### [Task directions]
Transcribe all the records exactly and omit any images they hold.

### [Given records]
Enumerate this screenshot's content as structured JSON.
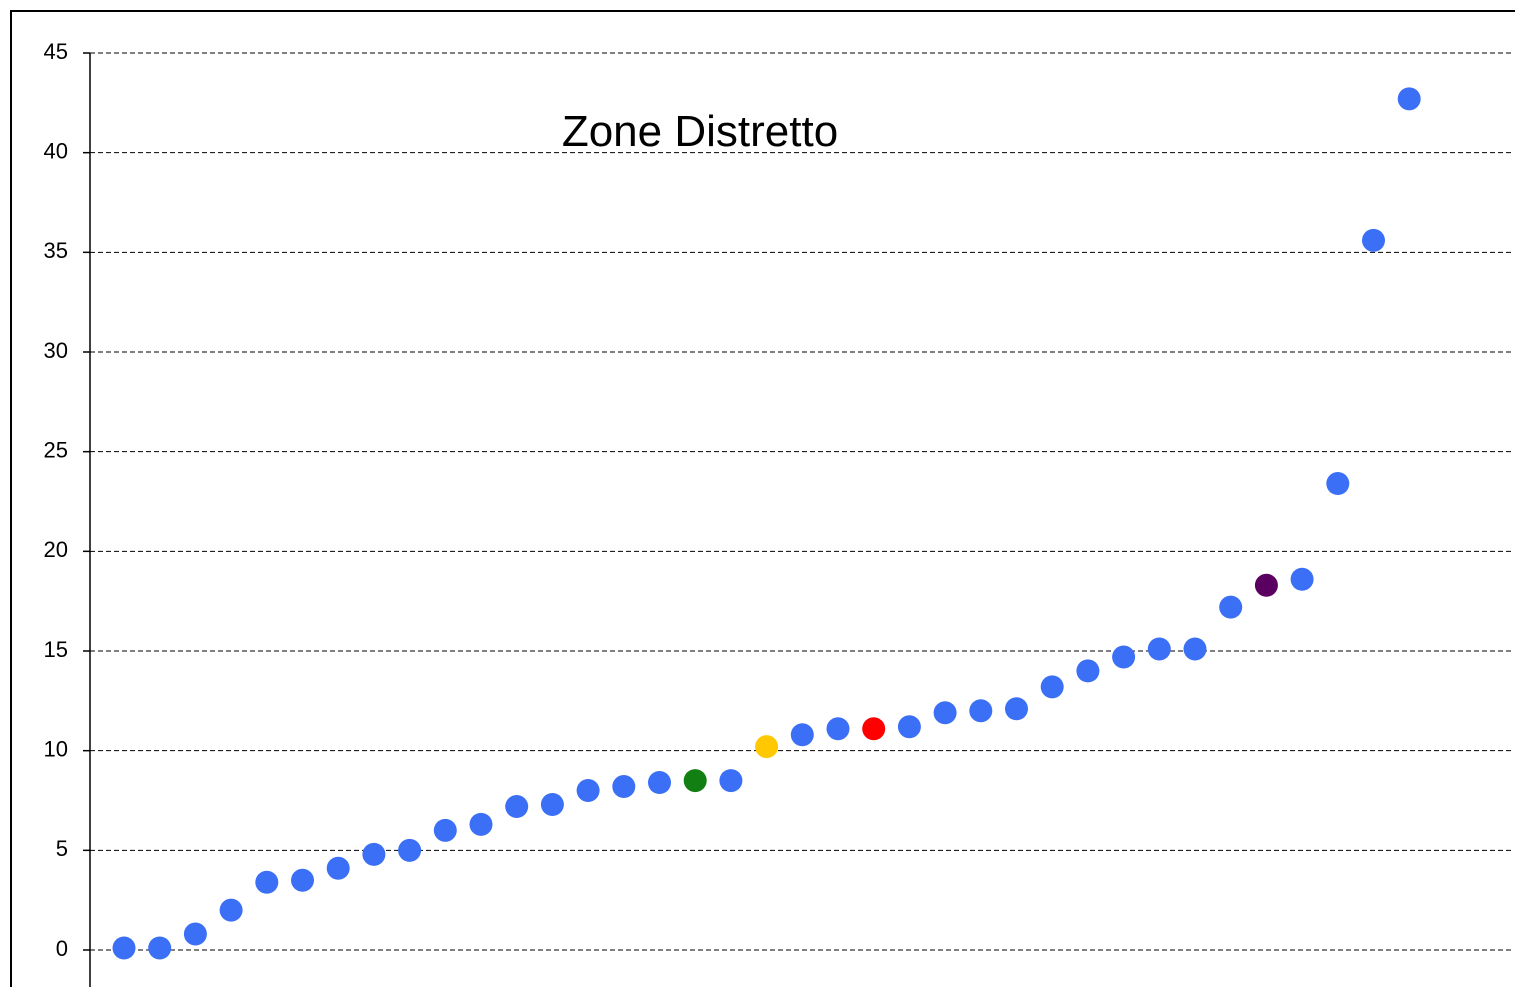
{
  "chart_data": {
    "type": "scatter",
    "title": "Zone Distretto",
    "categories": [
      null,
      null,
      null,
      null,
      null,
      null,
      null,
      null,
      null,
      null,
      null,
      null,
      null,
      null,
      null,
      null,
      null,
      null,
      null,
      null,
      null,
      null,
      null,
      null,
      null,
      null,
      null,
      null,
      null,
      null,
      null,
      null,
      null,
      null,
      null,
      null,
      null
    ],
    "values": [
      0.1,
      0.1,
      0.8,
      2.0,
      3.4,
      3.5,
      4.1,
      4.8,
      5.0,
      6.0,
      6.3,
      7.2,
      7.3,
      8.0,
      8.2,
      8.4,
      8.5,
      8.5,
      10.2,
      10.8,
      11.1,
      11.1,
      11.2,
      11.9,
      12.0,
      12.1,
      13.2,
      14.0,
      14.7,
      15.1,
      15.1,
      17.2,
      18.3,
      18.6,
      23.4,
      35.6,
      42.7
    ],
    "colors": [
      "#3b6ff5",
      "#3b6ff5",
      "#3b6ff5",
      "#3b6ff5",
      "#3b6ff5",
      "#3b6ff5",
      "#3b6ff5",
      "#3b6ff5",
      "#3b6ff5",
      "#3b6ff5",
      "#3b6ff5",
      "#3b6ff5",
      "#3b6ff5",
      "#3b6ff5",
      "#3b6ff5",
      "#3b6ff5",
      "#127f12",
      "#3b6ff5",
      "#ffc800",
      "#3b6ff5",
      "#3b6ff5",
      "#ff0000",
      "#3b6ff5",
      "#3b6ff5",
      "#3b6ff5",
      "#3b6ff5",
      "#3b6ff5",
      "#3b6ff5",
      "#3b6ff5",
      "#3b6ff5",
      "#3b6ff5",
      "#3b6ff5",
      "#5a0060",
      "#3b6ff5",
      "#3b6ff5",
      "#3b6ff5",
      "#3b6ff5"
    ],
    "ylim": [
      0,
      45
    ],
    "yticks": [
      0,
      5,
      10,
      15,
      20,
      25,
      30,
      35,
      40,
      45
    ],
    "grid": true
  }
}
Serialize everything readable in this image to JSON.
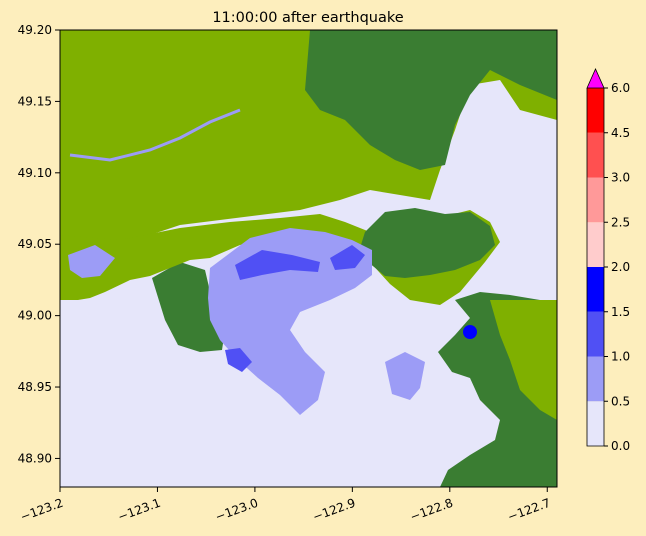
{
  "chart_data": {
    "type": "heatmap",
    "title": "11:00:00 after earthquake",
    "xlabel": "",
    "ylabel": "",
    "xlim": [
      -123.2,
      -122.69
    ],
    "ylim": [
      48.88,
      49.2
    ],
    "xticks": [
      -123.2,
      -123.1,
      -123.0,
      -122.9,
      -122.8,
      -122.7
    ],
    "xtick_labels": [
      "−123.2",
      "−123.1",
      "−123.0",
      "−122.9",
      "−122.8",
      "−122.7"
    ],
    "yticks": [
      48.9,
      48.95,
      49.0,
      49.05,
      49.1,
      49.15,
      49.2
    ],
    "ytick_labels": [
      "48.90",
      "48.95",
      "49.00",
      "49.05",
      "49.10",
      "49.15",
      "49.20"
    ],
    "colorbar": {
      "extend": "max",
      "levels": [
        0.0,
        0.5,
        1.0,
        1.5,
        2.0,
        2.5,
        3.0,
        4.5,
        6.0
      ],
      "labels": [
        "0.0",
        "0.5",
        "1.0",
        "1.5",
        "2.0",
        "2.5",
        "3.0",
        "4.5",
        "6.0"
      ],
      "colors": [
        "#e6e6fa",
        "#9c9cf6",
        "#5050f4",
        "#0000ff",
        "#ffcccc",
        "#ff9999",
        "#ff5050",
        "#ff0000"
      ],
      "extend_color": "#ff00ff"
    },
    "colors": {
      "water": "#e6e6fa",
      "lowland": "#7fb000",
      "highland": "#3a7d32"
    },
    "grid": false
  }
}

### [Task response]
Enumerate this screenshot's content as structured JSON.
{
  "chart_data": {
    "type": "scatter",
    "title": "Zone Distretto",
    "categories": [
      null,
      null,
      null,
      null,
      null,
      null,
      null,
      null,
      null,
      null,
      null,
      null,
      null,
      null,
      null,
      null,
      null,
      null,
      null,
      null,
      null,
      null,
      null,
      null,
      null,
      null,
      null,
      null,
      null,
      null,
      null,
      null,
      null,
      null,
      null,
      null,
      null
    ],
    "values": [
      0.1,
      0.1,
      0.8,
      2.0,
      3.4,
      3.5,
      4.1,
      4.8,
      5.0,
      6.0,
      6.3,
      7.2,
      7.3,
      8.0,
      8.2,
      8.4,
      8.5,
      8.5,
      10.2,
      10.8,
      11.1,
      11.1,
      11.2,
      11.9,
      12.0,
      12.1,
      13.2,
      14.0,
      14.7,
      15.1,
      15.1,
      17.2,
      18.3,
      18.6,
      23.4,
      35.6,
      42.7
    ],
    "colors": [
      "#3b6ff5",
      "#3b6ff5",
      "#3b6ff5",
      "#3b6ff5",
      "#3b6ff5",
      "#3b6ff5",
      "#3b6ff5",
      "#3b6ff5",
      "#3b6ff5",
      "#3b6ff5",
      "#3b6ff5",
      "#3b6ff5",
      "#3b6ff5",
      "#3b6ff5",
      "#3b6ff5",
      "#3b6ff5",
      "#127f12",
      "#3b6ff5",
      "#ffc800",
      "#3b6ff5",
      "#3b6ff5",
      "#ff0000",
      "#3b6ff5",
      "#3b6ff5",
      "#3b6ff5",
      "#3b6ff5",
      "#3b6ff5",
      "#3b6ff5",
      "#3b6ff5",
      "#3b6ff5",
      "#3b6ff5",
      "#3b6ff5",
      "#5a0060",
      "#3b6ff5",
      "#3b6ff5",
      "#3b6ff5",
      "#3b6ff5"
    ],
    "ylim": [
      0,
      45
    ],
    "yticks": [
      0,
      5,
      10,
      15,
      20,
      25,
      30,
      35,
      40,
      45
    ],
    "grid": true
  }
}
Serialize everything readable in this image to JSON.
{
  "chart_data": {
    "type": "heatmap",
    "title": "11:00:00 after earthquake",
    "xlabel": "",
    "ylabel": "",
    "xlim": [
      -123.2,
      -122.69
    ],
    "ylim": [
      48.88,
      49.2
    ],
    "xticks": [
      -123.2,
      -123.1,
      -123.0,
      -122.9,
      -122.8,
      -122.7
    ],
    "xtick_labels": [
      "−123.2",
      "−123.1",
      "−123.0",
      "−122.9",
      "−122.8",
      "−122.7"
    ],
    "yticks": [
      48.9,
      48.95,
      49.0,
      49.05,
      49.1,
      49.15,
      49.2
    ],
    "ytick_labels": [
      "48.90",
      "48.95",
      "49.00",
      "49.05",
      "49.10",
      "49.15",
      "49.20"
    ],
    "colorbar": {
      "extend": "max",
      "levels": [
        0.0,
        0.5,
        1.0,
        1.5,
        2.0,
        2.5,
        3.0,
        4.5,
        6.0
      ],
      "labels": [
        "0.0",
        "0.5",
        "1.0",
        "1.5",
        "2.0",
        "2.5",
        "3.0",
        "4.5",
        "6.0"
      ],
      "colors": [
        "#e6e6fa",
        "#9c9cf6",
        "#5050f4",
        "#0000ff",
        "#ffcccc",
        "#ff9999",
        "#ff5050",
        "#ff0000"
      ],
      "extend_color": "#ff00ff"
    },
    "colors": {
      "water": "#e6e6fa",
      "lowland": "#7fb000",
      "highland": "#3a7d32"
    },
    "grid": false
  }
}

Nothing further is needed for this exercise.